§ **Goal A**
Reproduce the Bristol text word for word, everything from "home of the" down to "are thriving abroad.".

Bristol Tracey Bowes

Tracey Bowes

Ecological writer Satish Kumar once wrote that ‘unless you know Nature, you cannot love her’. Likewise, if we wish to protect England’s green and pleasant land, it’s important to get to know why. People who drop fast food litter, pollute our seas with oil and hunt our precious wildlife, obviously were never taught all about why our land is so beautiful and precious.

Bristol is a vibrant maritime city, with a strong history. Just 13 miles from Bath, you can walk or cycle it on a traffic-free old railway path. It’s also one of England’s greenest cities, with a strong veggie and indie shop culture.

Bristol Totterdown card

Emy Lou Holmes

Totterdown is a hip and funky area of Bristol, though bring your walking shoes as it’s hilly with one of the steepest streets in England (Vale Street). Known for its colourful houses and quirky art, many local artists open their homes up to visitors each year, and people even paint the drainpipes!

home of the original local currency

Bristol Tracey Bowes

Tracey Bowes

Although it has since folded, The Bristol Pound was one of England’s most successful local currencies. Local currencies work a bit like gift vouchers. You visit the shops to buy them, then use them to support indie shops and businesses, receiving your change in sterling (coins or bank notes). As well as offering a way to support local communities, most present local currencies retain the charm of using ‘paper money’ but without the plastic and animal fat content of Bank of England notes. Other local pounds (Stroud, Totnes, Lake District) have all gone to the wall, despite great fanfare on launch. Yet for some reason they are thriving abroad.

§ **Entries provided**
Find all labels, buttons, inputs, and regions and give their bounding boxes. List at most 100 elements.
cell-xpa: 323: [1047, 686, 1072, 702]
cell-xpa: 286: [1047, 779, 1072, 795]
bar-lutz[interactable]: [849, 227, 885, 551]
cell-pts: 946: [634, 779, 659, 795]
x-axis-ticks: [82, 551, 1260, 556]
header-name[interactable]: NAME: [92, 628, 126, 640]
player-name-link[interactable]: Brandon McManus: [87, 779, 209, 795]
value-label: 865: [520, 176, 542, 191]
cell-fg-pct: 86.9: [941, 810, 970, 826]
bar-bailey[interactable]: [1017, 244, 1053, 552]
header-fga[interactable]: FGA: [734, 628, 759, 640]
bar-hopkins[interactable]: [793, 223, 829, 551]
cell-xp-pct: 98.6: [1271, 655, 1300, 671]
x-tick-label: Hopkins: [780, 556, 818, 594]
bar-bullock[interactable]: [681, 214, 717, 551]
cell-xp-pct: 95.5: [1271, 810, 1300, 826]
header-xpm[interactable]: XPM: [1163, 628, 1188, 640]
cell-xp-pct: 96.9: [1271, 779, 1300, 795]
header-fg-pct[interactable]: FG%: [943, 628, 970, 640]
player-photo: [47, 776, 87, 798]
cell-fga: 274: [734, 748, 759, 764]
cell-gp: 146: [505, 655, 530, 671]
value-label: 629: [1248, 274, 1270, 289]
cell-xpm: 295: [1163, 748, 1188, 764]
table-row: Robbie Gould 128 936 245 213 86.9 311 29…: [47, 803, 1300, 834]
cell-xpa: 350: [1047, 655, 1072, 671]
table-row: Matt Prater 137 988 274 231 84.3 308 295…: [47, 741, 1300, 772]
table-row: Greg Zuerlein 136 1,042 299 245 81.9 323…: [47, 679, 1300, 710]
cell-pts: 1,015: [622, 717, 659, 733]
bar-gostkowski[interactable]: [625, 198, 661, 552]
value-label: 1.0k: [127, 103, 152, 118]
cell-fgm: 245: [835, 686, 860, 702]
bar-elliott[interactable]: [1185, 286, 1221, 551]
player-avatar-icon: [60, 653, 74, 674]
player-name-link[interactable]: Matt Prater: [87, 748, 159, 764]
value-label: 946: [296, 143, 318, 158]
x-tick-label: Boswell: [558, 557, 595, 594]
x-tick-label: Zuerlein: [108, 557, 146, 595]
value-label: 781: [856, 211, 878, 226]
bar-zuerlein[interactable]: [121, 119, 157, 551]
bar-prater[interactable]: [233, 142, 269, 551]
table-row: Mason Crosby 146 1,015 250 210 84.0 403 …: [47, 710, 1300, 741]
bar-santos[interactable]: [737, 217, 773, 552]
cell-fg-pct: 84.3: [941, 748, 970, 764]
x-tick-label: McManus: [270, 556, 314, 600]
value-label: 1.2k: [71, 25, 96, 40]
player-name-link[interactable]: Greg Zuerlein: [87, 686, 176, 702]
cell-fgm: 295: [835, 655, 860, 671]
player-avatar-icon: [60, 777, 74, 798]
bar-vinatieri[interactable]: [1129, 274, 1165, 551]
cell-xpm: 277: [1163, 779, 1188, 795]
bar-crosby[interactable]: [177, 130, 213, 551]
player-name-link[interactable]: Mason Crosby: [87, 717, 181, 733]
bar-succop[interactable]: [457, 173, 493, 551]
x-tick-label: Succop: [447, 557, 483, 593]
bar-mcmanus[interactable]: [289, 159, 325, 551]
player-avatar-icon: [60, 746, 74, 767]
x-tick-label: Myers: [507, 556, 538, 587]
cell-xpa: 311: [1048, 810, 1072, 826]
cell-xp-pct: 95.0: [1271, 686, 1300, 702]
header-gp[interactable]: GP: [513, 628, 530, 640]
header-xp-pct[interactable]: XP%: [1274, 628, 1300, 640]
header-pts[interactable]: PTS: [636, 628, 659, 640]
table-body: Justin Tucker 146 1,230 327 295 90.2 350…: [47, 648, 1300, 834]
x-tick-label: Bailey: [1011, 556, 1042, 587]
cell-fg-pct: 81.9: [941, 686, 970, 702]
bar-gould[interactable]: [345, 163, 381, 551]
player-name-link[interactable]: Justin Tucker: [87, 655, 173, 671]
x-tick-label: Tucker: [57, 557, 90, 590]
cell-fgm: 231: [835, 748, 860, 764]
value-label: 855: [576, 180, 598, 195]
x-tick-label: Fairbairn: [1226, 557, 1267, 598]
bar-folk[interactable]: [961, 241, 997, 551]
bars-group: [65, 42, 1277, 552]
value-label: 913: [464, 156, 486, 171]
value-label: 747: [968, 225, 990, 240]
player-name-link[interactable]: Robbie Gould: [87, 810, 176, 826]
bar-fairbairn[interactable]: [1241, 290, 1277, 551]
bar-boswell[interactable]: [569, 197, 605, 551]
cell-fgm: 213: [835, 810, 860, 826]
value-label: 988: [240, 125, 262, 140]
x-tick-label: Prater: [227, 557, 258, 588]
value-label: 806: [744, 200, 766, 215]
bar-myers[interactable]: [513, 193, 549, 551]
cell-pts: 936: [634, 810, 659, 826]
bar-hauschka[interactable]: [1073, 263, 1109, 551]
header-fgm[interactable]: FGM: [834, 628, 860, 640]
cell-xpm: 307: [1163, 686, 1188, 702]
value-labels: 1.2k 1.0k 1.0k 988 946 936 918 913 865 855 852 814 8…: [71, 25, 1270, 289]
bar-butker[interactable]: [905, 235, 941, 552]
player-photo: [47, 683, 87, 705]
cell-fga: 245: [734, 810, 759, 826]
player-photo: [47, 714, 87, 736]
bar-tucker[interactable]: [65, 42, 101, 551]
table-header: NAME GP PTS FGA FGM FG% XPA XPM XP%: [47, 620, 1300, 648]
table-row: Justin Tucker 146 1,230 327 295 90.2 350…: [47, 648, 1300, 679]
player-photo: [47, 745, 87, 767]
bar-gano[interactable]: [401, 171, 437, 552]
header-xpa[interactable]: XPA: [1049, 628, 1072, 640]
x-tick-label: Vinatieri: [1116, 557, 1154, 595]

§ **Goal B**
Quote the listing exactly, everything from its first line down to the line containing "header-fga[interactable]: FGA: [734, 628, 759, 640]", with both of those lines included.

§ **Worked answer A**
home of the original local currency

Bristol Tracey Bowes

Tracey Bowes

Although it has since folded, The Bristol Pound was one of England’s most successful local currencies. Local currencies work a bit like gift vouchers. You visit the shops to buy them, then use them to support indie shops and businesses, receiving your change in sterling (coins or bank notes). As well as offering a way to support local communities, most present local currencies retain the charm of using ‘paper money’ but without the plastic and animal fat content of Bank of England notes. Other local pounds (Stroud, Totnes, Lake District) have all gone to the wall, despite great fanfare on launch. Yet for some reason they are thriving abroad.

§ **Worked answer B**
Find all labels, buttons, inputs, and regions and give their bounding boxes. List at most 100 elements.
cell-xpa: 323: [1047, 686, 1072, 702]
cell-xpa: 286: [1047, 779, 1072, 795]
bar-lutz[interactable]: [849, 227, 885, 551]
cell-pts: 946: [634, 779, 659, 795]
x-axis-ticks: [82, 551, 1260, 556]
header-name[interactable]: NAME: [92, 628, 126, 640]
player-name-link[interactable]: Brandon McManus: [87, 779, 209, 795]
value-label: 865: [520, 176, 542, 191]
cell-fg-pct: 86.9: [941, 810, 970, 826]
bar-bailey[interactable]: [1017, 244, 1053, 552]
header-fga[interactable]: FGA: [734, 628, 759, 640]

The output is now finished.